• **WHAT THE EXERCISE ASKS**: Reproduce each line from the records that holds "繭クラスト".

• **RECORDED INFORMATION**:
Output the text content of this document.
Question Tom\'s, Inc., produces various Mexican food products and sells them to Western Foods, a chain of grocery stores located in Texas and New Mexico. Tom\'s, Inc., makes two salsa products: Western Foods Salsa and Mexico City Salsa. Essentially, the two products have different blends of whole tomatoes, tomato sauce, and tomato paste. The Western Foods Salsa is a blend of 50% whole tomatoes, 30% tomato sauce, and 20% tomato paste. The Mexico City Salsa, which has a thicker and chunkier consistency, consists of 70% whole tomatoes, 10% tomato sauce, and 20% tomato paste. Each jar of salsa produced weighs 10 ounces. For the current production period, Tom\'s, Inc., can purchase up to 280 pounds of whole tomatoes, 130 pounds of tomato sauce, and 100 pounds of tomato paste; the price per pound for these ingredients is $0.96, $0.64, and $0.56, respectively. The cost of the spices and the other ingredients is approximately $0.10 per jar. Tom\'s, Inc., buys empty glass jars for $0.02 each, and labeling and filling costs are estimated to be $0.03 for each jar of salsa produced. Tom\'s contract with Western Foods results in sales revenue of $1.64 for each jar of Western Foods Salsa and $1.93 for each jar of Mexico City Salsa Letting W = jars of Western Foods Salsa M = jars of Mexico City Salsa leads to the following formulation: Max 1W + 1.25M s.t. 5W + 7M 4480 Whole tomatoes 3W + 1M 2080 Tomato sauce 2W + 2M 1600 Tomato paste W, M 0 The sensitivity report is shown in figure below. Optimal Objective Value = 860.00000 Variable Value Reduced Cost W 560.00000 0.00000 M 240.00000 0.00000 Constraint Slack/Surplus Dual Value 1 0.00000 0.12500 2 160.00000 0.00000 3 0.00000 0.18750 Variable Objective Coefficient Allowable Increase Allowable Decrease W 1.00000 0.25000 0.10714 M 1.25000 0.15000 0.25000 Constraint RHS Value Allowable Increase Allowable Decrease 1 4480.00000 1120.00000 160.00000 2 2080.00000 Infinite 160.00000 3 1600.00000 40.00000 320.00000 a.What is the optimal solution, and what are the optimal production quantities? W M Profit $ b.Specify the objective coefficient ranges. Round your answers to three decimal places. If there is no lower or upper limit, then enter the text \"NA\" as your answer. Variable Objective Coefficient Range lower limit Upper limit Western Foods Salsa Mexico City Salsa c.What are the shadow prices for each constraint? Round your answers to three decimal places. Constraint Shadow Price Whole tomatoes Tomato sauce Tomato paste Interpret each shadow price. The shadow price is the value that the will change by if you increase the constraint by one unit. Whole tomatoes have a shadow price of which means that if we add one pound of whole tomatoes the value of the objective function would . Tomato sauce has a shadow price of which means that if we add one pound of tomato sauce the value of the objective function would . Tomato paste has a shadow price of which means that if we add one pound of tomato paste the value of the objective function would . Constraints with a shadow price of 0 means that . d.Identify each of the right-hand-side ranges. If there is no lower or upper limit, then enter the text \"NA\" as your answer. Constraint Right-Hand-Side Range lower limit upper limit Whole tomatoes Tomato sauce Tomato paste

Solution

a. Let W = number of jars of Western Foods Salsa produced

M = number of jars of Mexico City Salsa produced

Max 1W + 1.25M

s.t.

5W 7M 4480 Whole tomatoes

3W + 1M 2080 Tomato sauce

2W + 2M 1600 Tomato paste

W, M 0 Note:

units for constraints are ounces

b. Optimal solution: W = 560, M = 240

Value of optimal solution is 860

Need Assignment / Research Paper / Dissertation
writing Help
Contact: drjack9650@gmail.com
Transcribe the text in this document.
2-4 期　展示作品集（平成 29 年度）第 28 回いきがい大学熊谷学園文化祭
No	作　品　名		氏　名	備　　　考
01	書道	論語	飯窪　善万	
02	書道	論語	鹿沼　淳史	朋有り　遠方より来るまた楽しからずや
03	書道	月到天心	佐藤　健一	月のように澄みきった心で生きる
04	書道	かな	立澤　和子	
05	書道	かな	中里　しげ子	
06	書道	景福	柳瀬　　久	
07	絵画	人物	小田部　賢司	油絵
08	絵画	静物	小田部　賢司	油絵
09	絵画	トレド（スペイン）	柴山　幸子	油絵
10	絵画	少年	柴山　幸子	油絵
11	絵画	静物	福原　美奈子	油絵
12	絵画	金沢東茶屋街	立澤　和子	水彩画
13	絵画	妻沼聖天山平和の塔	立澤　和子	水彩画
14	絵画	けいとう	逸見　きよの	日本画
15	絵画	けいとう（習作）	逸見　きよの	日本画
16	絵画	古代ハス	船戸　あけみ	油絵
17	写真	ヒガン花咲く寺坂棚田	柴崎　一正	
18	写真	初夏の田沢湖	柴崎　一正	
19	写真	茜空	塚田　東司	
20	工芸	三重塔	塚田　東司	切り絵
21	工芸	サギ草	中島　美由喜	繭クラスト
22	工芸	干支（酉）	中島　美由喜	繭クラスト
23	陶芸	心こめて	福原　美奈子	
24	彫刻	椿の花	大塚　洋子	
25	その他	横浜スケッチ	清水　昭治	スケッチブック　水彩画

• **EXERCISE OUTPUT**:
21	工芸	サギ草	中島　美由喜	繭クラスト
22	工芸	干支（酉）	中島　美由喜	繭クラスト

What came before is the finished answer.